> [CHALLENGE 1]
Can you rewrite the entries from the line with "toc-entry-text: Глава 2." up to and including the line with "toc-entry-text: 3.7.1 Вода" as a numbered list, leaving out blank lines?
> [CHALLENGE 2]
Could you extend the essay about the lumpy chocolate chip cookies from where it stops?

> [READING TEXT]
This great kiddo, who is in sixth grade, who has had a smartphone of her own since the beginning of this school year, and who has multiple social media accounts, including, most recently, Instagram, has, over the last few months, like many of her ilk, experimented with baking. A while back she made some chocolate chip cookies that were a hit, and she has made them several times since. Yesterday, I asked her to make them. For me. Because I feel grumpy and sad and confused. Because it is the beginning of the third week of our new not-normal and maybe a cookie would help. She agreed.

Then her good friend came over (this is something else I want to write about specifically here, which is that, in the midst of a call to retreat completely into our – very separate, very often hetero-normative monogamous family units – we have chosen to remain un-isolated from a small version – 9 people total – of what we consider our chosen family) and they proceeded to goof and giggle their way through the recipe. I was on a work Zoom call, and they were throwing themselves on the floor in the background, gasping and cackling. It was vaguely irritating. But they are eleven, they are cooped up, they were having fun together and I was going to get some cookies.

Off the call, I discovered what had been so funny: they didn’t make the cookies quite right. Melted too much butter. Poured it all in anyway. Didn’t mix the wet ingredients before adding the dry. I mean, screwing up baked goods is something I can really understand. And the cookies were still very much edible, if lumpy and a little burned-butter flavor on the bottom. But I was sad. Another expectation not met. If I had made the cookies, I would have pouted, maybe even shouted. I might have gotten a little sobby release out of my disappointment that this small thing couldn’t be normal and comforting.

But I didn’t make the cookies. And the people who did were still cackling. I suppose I could have tried to laugh with them. Or just eaten a bunch of the disappointing, lumpy, slightly-burned-butter cookies. Or gone for a walk! Or smoked a joint! But what I did was take a picture and complain on my Instagram stories about how my kid made “gross” cookies. I said, “and I can’t even throw a tantrum” – even though I was throwing a digital tantrum (albeit without any of the physiological benefits), for an unknown number of people, both instantly and for the next 24 hours.

I wanted some allies. I wanted to just quickly bitch to someone who would get it. Be snarky. I wanted to take some of the irritation out of the space between me and my kid, and stick it on a digital shelf somewhere, to see if it had a half-life.

This is not the real thing that happened. But it was necessary to the real thing.

A few hours later, my kid came to me, upset. She had seen on my stories what I had said about the cookies. Gross. She had seen that 45 other people, most of whom she does not know (and some of whom I do not know) had seen what I had said. She was clear that I had crossed a line; that the joke I had tried to make was a mean one, and mean at the expense of my own kiddo, in the company of strangers.

> [SOURCE DATA]
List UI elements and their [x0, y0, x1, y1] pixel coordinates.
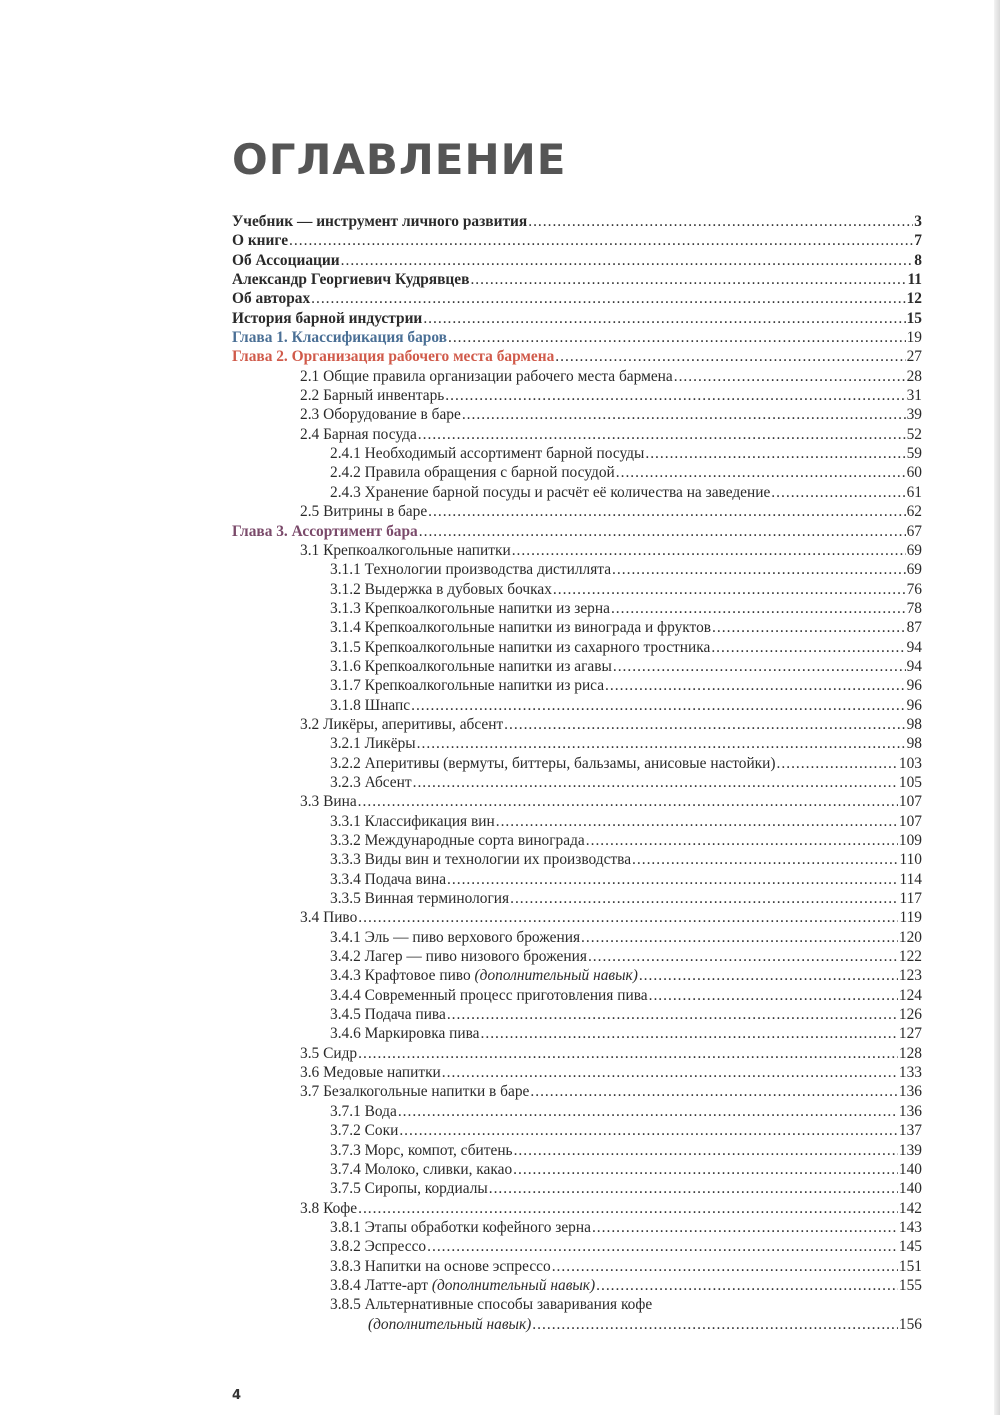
toc-entry-text: Глава 2. Организация рабочего места бармена [232, 348, 555, 366]
toc-entry-label [330, 1141, 513, 1160]
toc-entry[interactable] [232, 947, 922, 966]
toc-entry[interactable] [232, 1005, 922, 1024]
toc-entry[interactable] [232, 1218, 922, 1237]
toc-entry-text: 3.1 Крепкоалкогольные напитки [300, 541, 511, 559]
toc-entry-text: 3.7.1 Вода [330, 1102, 397, 1120]
toc-entry-label [300, 541, 511, 560]
leader-dots [311, 289, 905, 308]
toc-entry-label [330, 463, 615, 482]
toc-entry[interactable] [232, 1044, 922, 1063]
toc-entry-label [232, 347, 554, 366]
toc-entry-note: (дополнительный навык) [368, 1315, 532, 1333]
leader-dots [674, 367, 906, 386]
toc-entry[interactable] [232, 289, 922, 308]
toc-entry[interactable] [232, 754, 922, 773]
toc-entry[interactable] [232, 870, 922, 889]
toc-entry-label [330, 812, 495, 831]
toc-entry[interactable] [232, 599, 922, 618]
toc-entry-label [300, 908, 357, 927]
toc-entry-label [330, 1295, 652, 1314]
leader-dots [399, 1121, 898, 1140]
leader-dots [712, 618, 906, 637]
toc-entry-page: 59 [906, 445, 922, 463]
toc-entry[interactable] [232, 212, 922, 231]
toc-entry-page: 69 [906, 541, 922, 559]
leader-dots [592, 1218, 898, 1237]
toc-entry[interactable] [232, 1024, 922, 1043]
toc-entry[interactable] [232, 367, 922, 386]
toc-entry-label [232, 231, 288, 250]
toc-entry-page: 96 [906, 696, 922, 714]
toc-entry[interactable] [232, 1102, 922, 1121]
toc-entry-text: 3.4 Пиво [300, 909, 358, 927]
toc-entry-page: 126 [898, 1006, 922, 1024]
toc-entry-page: 60 [906, 464, 922, 482]
toc-entry-label [300, 1082, 529, 1101]
leader-dots [447, 1005, 898, 1024]
leader-dots [398, 1102, 898, 1121]
toc-entry-page: 145 [898, 1238, 922, 1256]
page-edge [994, 0, 1000, 1415]
toc-entry-label [300, 425, 417, 444]
toc-entry-page: 27 [906, 348, 922, 366]
toc-entry-page: 31 [906, 387, 922, 405]
toc-entry-text: 3.1.5 Крепкоалкогольные напитки из сахарного тростника [330, 638, 711, 656]
toc-entry[interactable] [232, 1276, 922, 1295]
toc-entry[interactable] [232, 522, 922, 541]
toc-entry-label [330, 928, 580, 947]
toc-entry-text: 3.1.1 Технологии производства дистиллята [330, 561, 612, 579]
leader-dots [470, 270, 906, 289]
leader-dots [358, 792, 898, 811]
toc-entry-label [330, 831, 585, 850]
toc-entry[interactable] [232, 1315, 922, 1334]
leader-dots [612, 560, 906, 579]
toc-entry-text: Учебник — инструмент личного развития [232, 213, 528, 230]
table-of-contents [232, 212, 922, 1334]
toc-entry-label [300, 792, 357, 811]
toc-entry[interactable] [232, 676, 922, 695]
toc-entry[interactable] [232, 1237, 922, 1256]
leader-dots [289, 231, 913, 250]
leader-dots [504, 715, 905, 734]
toc-entry-text: 2.1 Общие правила организации рабочего места бармена [300, 367, 673, 385]
toc-entry-page: 143 [898, 1218, 922, 1236]
toc-entry-page: 3 [914, 213, 922, 230]
toc-entry-label [330, 1024, 480, 1043]
toc-entry-page: 15 [906, 309, 922, 327]
toc-entry-page: 28 [906, 367, 922, 385]
leader-dots [413, 773, 898, 792]
toc-entry-label [300, 1063, 441, 1082]
toc-entry-label [300, 1044, 357, 1063]
toc-entry-label [330, 1179, 488, 1198]
toc-entry-text: 3.8.5 Альтернативные способы заваривания кофе [330, 1296, 653, 1314]
toc-entry-text: 2.4.1 Необходимый ассортимент барной посуды [330, 445, 645, 463]
toc-entry-page: 119 [899, 909, 922, 927]
toc-entry-label [330, 599, 610, 618]
toc-entry-label [232, 309, 422, 328]
toc-entry-page: 11 [907, 271, 922, 289]
toc-entry-label [368, 1315, 531, 1334]
toc-entry[interactable] [232, 850, 922, 869]
toc-entry-text: 2.5 Витрины в баре [300, 503, 428, 521]
toc-entry-label [330, 986, 648, 1005]
toc-entry-page: 103 [898, 754, 922, 772]
leader-dots [419, 522, 906, 541]
toc-entry[interactable] [232, 1179, 922, 1198]
leader-dots [513, 1160, 898, 1179]
toc-entry-text: 3.1.6 Крепкоалкогольные напитки из агавы [330, 657, 612, 675]
toc-entry[interactable] [232, 618, 922, 637]
toc-entry-note: (дополнительный навык) [431, 1276, 596, 1294]
leader-dots [358, 1044, 898, 1063]
toc-entry-page: 140 [898, 1160, 922, 1178]
toc-entry[interactable] [232, 560, 922, 579]
toc-entry-page: 136 [898, 1102, 922, 1120]
toc-entry-label [330, 773, 412, 792]
toc-entry[interactable] [232, 328, 922, 347]
leader-dots [645, 444, 905, 463]
toc-entry-page: 155 [898, 1276, 922, 1294]
toc-entry-text: 3.3.3 Виды вин и технологии их производства [330, 851, 632, 869]
toc-entry-page: 8 [914, 251, 922, 269]
toc-entry-text: 3.1.3 Крепкоалкогольные напитки из зерна [330, 599, 610, 617]
toc-entry-text: 3.4.1 Эль — пиво верхового брожения [330, 928, 581, 946]
toc-entry-page: 122 [898, 948, 922, 966]
toc-entry-text: 3.4.2 Лагер — пиво низового брожения [330, 948, 587, 966]
toc-entry-label [232, 212, 527, 231]
toc-entry[interactable] [232, 638, 922, 657]
toc-entry-label [330, 676, 604, 695]
toc-entry-label [330, 483, 770, 502]
toc-entry-label [232, 270, 469, 289]
toc-entry-text: Об Ассоциации [232, 251, 340, 269]
toc-entry-label [330, 618, 711, 637]
toc-entry-text: 3.1.7 Крепкоалкогольные напитки из риса [330, 677, 605, 695]
toc-entry[interactable] [232, 425, 922, 444]
toc-entry-label [330, 1276, 595, 1295]
toc-entry-text: Об авторах [232, 290, 311, 308]
toc-entry[interactable] [232, 580, 922, 599]
toc-entry-text: 3.4.5 Подача пива [330, 1006, 446, 1024]
toc-entry-page: 19 [906, 329, 922, 347]
toc-entry-text: 3.7.3 Морс, компот, сбитень [330, 1141, 513, 1159]
leader-dots [649, 986, 898, 1005]
toc-entry-page: 142 [898, 1199, 922, 1217]
leader-dots [417, 734, 906, 753]
toc-entry-label [330, 870, 446, 889]
toc-entry-label [330, 850, 631, 869]
toc-entry-text: 3.7 Безалкогольные напитки в баре [300, 1083, 530, 1101]
toc-entry-page: 128 [898, 1044, 922, 1062]
leader-dots [711, 638, 905, 657]
toc-entry-text: 3.1.2 Выдержка в дубовых бочках [330, 580, 552, 598]
leader-dots [605, 676, 906, 695]
leader-dots [445, 386, 905, 405]
leader-dots [447, 870, 898, 889]
toc-entry-text: 3.7.5 Сиропы, кордиалы [330, 1180, 488, 1198]
toc-entry-text: 3.8.2 Эспрессо [330, 1238, 427, 1256]
toc-entry-text: История барной индустрии [232, 309, 423, 327]
toc-entry-text: 3.7.4 Молоко, сливки, какао [330, 1160, 513, 1178]
toc-entry[interactable] [232, 444, 922, 463]
leader-dots [341, 251, 914, 270]
leader-dots [514, 1141, 898, 1160]
toc-entry-page: 109 [898, 832, 922, 849]
toc-entry-text: 2.2 Барный инвентарь [300, 387, 445, 405]
toc-entry[interactable] [232, 1063, 922, 1082]
toc-entry-text: 2.4.3 Хранение барной посуды и расчёт её количества на заведение [330, 483, 771, 501]
toc-entry-page: 110 [899, 851, 922, 869]
toc-entry[interactable] [232, 405, 922, 424]
leader-dots [442, 1063, 898, 1082]
toc-entry-page: 107 [898, 793, 922, 811]
toc-entry-label [232, 522, 418, 541]
toc-entry-label [300, 386, 444, 405]
toc-entry-page: 96 [906, 677, 922, 695]
leader-dots [358, 908, 898, 927]
toc-entry-text: 3.8.1 Этапы обработки кофейного зерна [330, 1218, 591, 1236]
toc-entry-text: 3.1.8 Шнапс [330, 696, 411, 714]
toc-entry-label [330, 444, 644, 463]
toc-entry[interactable] [232, 773, 922, 792]
toc-entry-page: 94 [906, 657, 922, 675]
toc-entry[interactable] [232, 463, 922, 482]
leader-dots [411, 696, 906, 715]
toc-entry-text: 3.3 Вина [300, 793, 357, 811]
leader-dots [632, 850, 898, 869]
toc-entry-text: 3.6 Медовые напитки [300, 1064, 441, 1082]
leader-dots [428, 502, 905, 521]
toc-entry-page: 127 [898, 1025, 922, 1043]
leader-dots [530, 1082, 898, 1101]
toc-entry-label [330, 889, 509, 908]
toc-entry-label [330, 754, 776, 773]
toc-entry[interactable] [232, 1121, 922, 1140]
toc-entry-label [330, 734, 416, 753]
toc-entry-label [330, 1160, 512, 1179]
toc-entry-text: 3.8.4 Латте-арт [330, 1276, 428, 1294]
toc-entry-page: 114 [899, 870, 922, 888]
toc-entry[interactable] [232, 908, 922, 927]
toc-entry-text: 2.3 Оборудование в баре [300, 406, 461, 424]
toc-entry-label [330, 1121, 398, 1140]
leader-dots [528, 212, 913, 231]
page-number: 4 [232, 1388, 242, 1403]
toc-entry[interactable] [232, 966, 922, 985]
leader-dots [588, 947, 898, 966]
toc-entry-text: 3.3.4 Подача вина [330, 870, 447, 888]
toc-entry-page: 117 [899, 890, 922, 908]
toc-entry-page: 76 [906, 580, 922, 598]
toc-entry-page: 87 [906, 619, 922, 637]
toc-entry-page: 107 [898, 812, 922, 830]
toc-entry[interactable] [232, 309, 922, 328]
toc-entry-page: 120 [898, 928, 922, 946]
toc-entry-page: 94 [906, 638, 922, 656]
toc-entry-text: Глава 3. Ассортимент бара [232, 522, 418, 540]
toc-entry[interactable] [232, 386, 922, 405]
toc-entry[interactable] [232, 1160, 922, 1179]
leader-dots [358, 1199, 898, 1218]
toc-entry[interactable] [232, 270, 922, 289]
toc-entry-label [300, 367, 673, 386]
toc-entry[interactable] [232, 1295, 922, 1314]
toc-entry-page: 61 [906, 483, 922, 501]
toc-entry-label [330, 1102, 397, 1121]
toc-entry[interactable] [232, 1199, 922, 1218]
toc-entry-page: 137 [898, 1122, 922, 1140]
toc-entry[interactable] [232, 347, 922, 366]
toc-entry-text: 3.2.2 Аперитивы (вермуты, биттеры, бальзамы, анисовые настойки) [330, 754, 776, 772]
toc-entry-label [330, 1005, 446, 1024]
leader-dots [427, 1237, 898, 1256]
toc-entry-page: 98 [906, 715, 922, 733]
toc-entry[interactable] [232, 251, 922, 270]
toc-entry-label [330, 966, 638, 985]
toc-entry-page: 151 [898, 1257, 922, 1275]
leader-dots [496, 812, 898, 831]
toc-entry-text: 2.4.2 Правила обращения с барной посудой [330, 464, 615, 482]
toc-entry-page: 156 [898, 1315, 922, 1333]
leader-dots [616, 463, 906, 482]
toc-entry-page: 133 [898, 1064, 922, 1082]
toc-entry-text: О книге [232, 232, 289, 250]
toc-entry-label [330, 1257, 551, 1276]
toc-entry-label [232, 251, 340, 270]
toc-entry-label [330, 580, 552, 599]
toc-entry-page: 12 [906, 290, 922, 308]
leader-dots [639, 966, 898, 985]
toc-entry[interactable] [232, 502, 922, 521]
toc-entry-text: Александр Георгиевич Кудрявцев [232, 271, 470, 289]
toc-entry[interactable] [232, 696, 922, 715]
toc-entry[interactable] [232, 734, 922, 753]
leader-dots [532, 1315, 898, 1334]
toc-entry-text: 3.5 Сидр [300, 1044, 358, 1062]
toc-entry-label [330, 638, 710, 657]
toc-entry-page: 62 [906, 503, 922, 521]
toc-entry[interactable] [232, 1141, 922, 1160]
toc-entry[interactable] [232, 541, 922, 560]
toc-entry-page: 123 [898, 967, 922, 985]
leader-dots [481, 1024, 898, 1043]
toc-entry-text: 3.3.5 Винная терминология [330, 890, 510, 908]
toc-entry-page: 98 [906, 735, 922, 753]
toc-entry-text: 3.8 Кофе [300, 1199, 358, 1217]
toc-entry[interactable] [232, 792, 922, 811]
toc-entry[interactable] [232, 1257, 922, 1276]
toc-entry[interactable] [232, 889, 922, 908]
toc-entry-label [232, 289, 310, 308]
toc-entry-text: 3.3.2 Международные сорта винограда [330, 832, 585, 849]
toc-entry-text: 3.2.1 Ликёры [330, 735, 416, 753]
toc-entry-text: 3.2.3 Абсент [330, 773, 412, 791]
toc-entry[interactable] [232, 657, 922, 676]
toc-entry-label [330, 560, 611, 579]
toc-entry-text: 3.4.6 Маркировка пива [330, 1025, 480, 1043]
toc-entry[interactable] [232, 715, 922, 734]
toc-entry-text: 3.8.3 Напитки на основе эспрессо [330, 1257, 551, 1275]
toc-entry-page: 124 [898, 986, 922, 1004]
toc-entry-text: 3.4.3 Крафтовое пиво [330, 967, 471, 985]
toc-entry-page: 105 [898, 773, 922, 791]
toc-entry-text: 2.4 Барная посуда [300, 425, 417, 443]
leader-dots [555, 347, 905, 366]
toc-entry[interactable] [232, 831, 922, 850]
toc-entry-label [330, 1218, 591, 1237]
toc-entry-label [300, 1199, 357, 1218]
leader-dots [510, 889, 898, 908]
leader-dots [596, 1276, 898, 1295]
toc-entry-label [300, 715, 503, 734]
toc-entry[interactable] [232, 986, 922, 1005]
toc-entry-label [232, 328, 447, 347]
toc-entry[interactable] [232, 1082, 922, 1101]
leader-dots [552, 1257, 898, 1276]
toc-entry-page: 136 [898, 1083, 922, 1101]
toc-entry-page: 69 [906, 561, 922, 579]
leader-dots [512, 541, 906, 560]
toc-entry-label [300, 405, 461, 424]
toc-entry[interactable] [232, 928, 922, 947]
toc-entry-text: 3.4.4 Современный процесс приготовления пива [330, 986, 648, 1004]
leader-dots [553, 580, 906, 599]
toc-entry[interactable] [232, 231, 922, 250]
toc-entry-label [330, 947, 587, 966]
toc-entry-text: 3.2 Ликёры, аперитивы, абсент [300, 715, 504, 733]
toc-entry-page: 39 [906, 406, 922, 424]
toc-entry-text: 3.3.1 Классификация вин [330, 812, 495, 830]
toc-entry[interactable] [232, 812, 922, 831]
leader-dots [771, 483, 905, 502]
toc-entry[interactable] [232, 483, 922, 502]
toc-entry-page: 140 [898, 1180, 922, 1198]
page-title: ОГЛАВЛЕНИЕ [232, 135, 567, 184]
leader-dots [462, 405, 906, 424]
toc-entry-text: Глава 1. Классификация баров [232, 329, 447, 347]
leader-dots [777, 754, 898, 773]
leader-dots [418, 425, 906, 444]
toc-entry-page: 7 [914, 232, 922, 250]
leader-dots [613, 657, 906, 676]
toc-entry-page: 139 [898, 1141, 922, 1159]
toc-entry-label [330, 1237, 426, 1256]
leader-dots [586, 831, 898, 850]
toc-entry-text: 3.1.4 Крепкоалкогольные напитки из винограда и фруктов [330, 619, 712, 637]
toc-entry-label [300, 502, 427, 521]
leader-dots [423, 309, 905, 328]
toc-entry-note: (дополнительный навык) [474, 967, 638, 985]
leader-dots [448, 328, 906, 347]
leader-dots [489, 1179, 898, 1198]
leader-dots [581, 928, 898, 947]
leader-dots [611, 599, 906, 618]
toc-entry-label [330, 696, 410, 715]
toc-entry-text: 3.7.2 Соки [330, 1122, 399, 1140]
toc-entry-page: 52 [906, 425, 922, 443]
toc-entry-page: 78 [906, 599, 922, 617]
toc-entry-label [330, 657, 612, 676]
toc-entry-page: 67 [906, 522, 922, 540]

> [RESULT 1]
1. toc-entry-text: Глава 2. Организация рабочего места бармена [232, 348, 555, 366]
2. toc-entry-label [330, 1141, 513, 1160]
3. toc-entry[interactable] [232, 947, 922, 966]
4. toc-entry[interactable] [232, 1005, 922, 1024]
5. toc-entry[interactable] [232, 1218, 922, 1237]
6. toc-entry-text: 3.1 Крепкоалкогольные напитки [300, 541, 511, 559]
7. toc-entry-text: 3.7.1 Вода [330, 1102, 397, 1120]

> [RESULT 2]
Getting a lesson in the nuances and dangers of social media from an eleven year old is a real thing! After weeks of watching her spend more and more time with her sweet, broad face tipped down in the green glow of the internet, inwardly rehearsing my fear-prayer that her nervous system was rewiring at top speed in the time of corona, I was being called in – by the very victim-child I had projected on – to a more careful culture of emotional-digital overlap.

I consider myself pretty good at getting feedback from my kids. In a relationship where the power dynamic is this extreme (in which I – The Mother – will live on as both shadow and sun, whether I like it or not, in their bodies and minds, even into a future I cannot imagine), there is little to be lost in seeking to open to their reality when they seek to share it. At the same time, I must be true to the reality I experience, or risk handing them a power they cannot hold. The dance between these is an inner one, of slowing and softening. Of feeling ground and opening to the precious temporality of an honest encounter with another being, wherein she exists fully, without erasing me, and I exist fully, without erasing her. I know from many, many tries that to choose this quality of presence is to have already begun to heal the rupture, whether the rupture that is healing is current or deeply past.

Still, I admit, it took me a minute to sense the full benefit of this opportunity. “It was a joke!” I tried. Also: “That wasn’t for you. Or for your friends. It was exaggerated, and silly, and for other adults, who can judge me as a mean mom and also laugh at me for being sad, and also have compassion for me as I grasp at straws in the sanity-suck that is our current moment.”

My girl held to her incredible communication skills, and let me know that as I said these things, she felt angrier, because I was pushing away her real feelings of hurt and exposure that she was trying to tell me about. She squeezed out some tears and we held each other and looped back. I tried some I Hear Yous. I tried reflecting, naming what I was hearing with a willingness to be corrected. And in that, she found some space to hear me. “I guess it is hard for me to think of you as more than just my mom. I can unfollow you on Instagram.”

She talked about a good friend of hers, who has helped her understand how easily people can get hurt on social media, and about her desire for privacy when it comes to mine. I clarified that I would ask for her consent on images or stories that directly involved her if I was going to share to a broad public. Before I punish this blog, I’ll have her read it and see if it feels ok.

I requested that her friends not follow me on social media and said I wouldn’t follow them.

Gradually the charge dissipated. I deleted the offending story segment, in a teaching moment wherein she saw how to delete story segments. I took an unflattering picture of myself and put some text on top apologizing for my rudeness and correcting the unfair slander on her cookies. She laughed some, and sent the clip to a few adults she is close to, via direct message. We touched a lot, and she washed her face. I stayed with her until she felt complete, and thanked her for being clear and direct with me.

I don’t know what this interaction will mean to her in time; if it will be significant because she felt heard, or because she felt hurt. Or, possibly, because her mom wrote a long blog post full of “very fancy words, mommy” and asked her to read it. In the overall arc of this strange time, maybe it won’t stand out at all.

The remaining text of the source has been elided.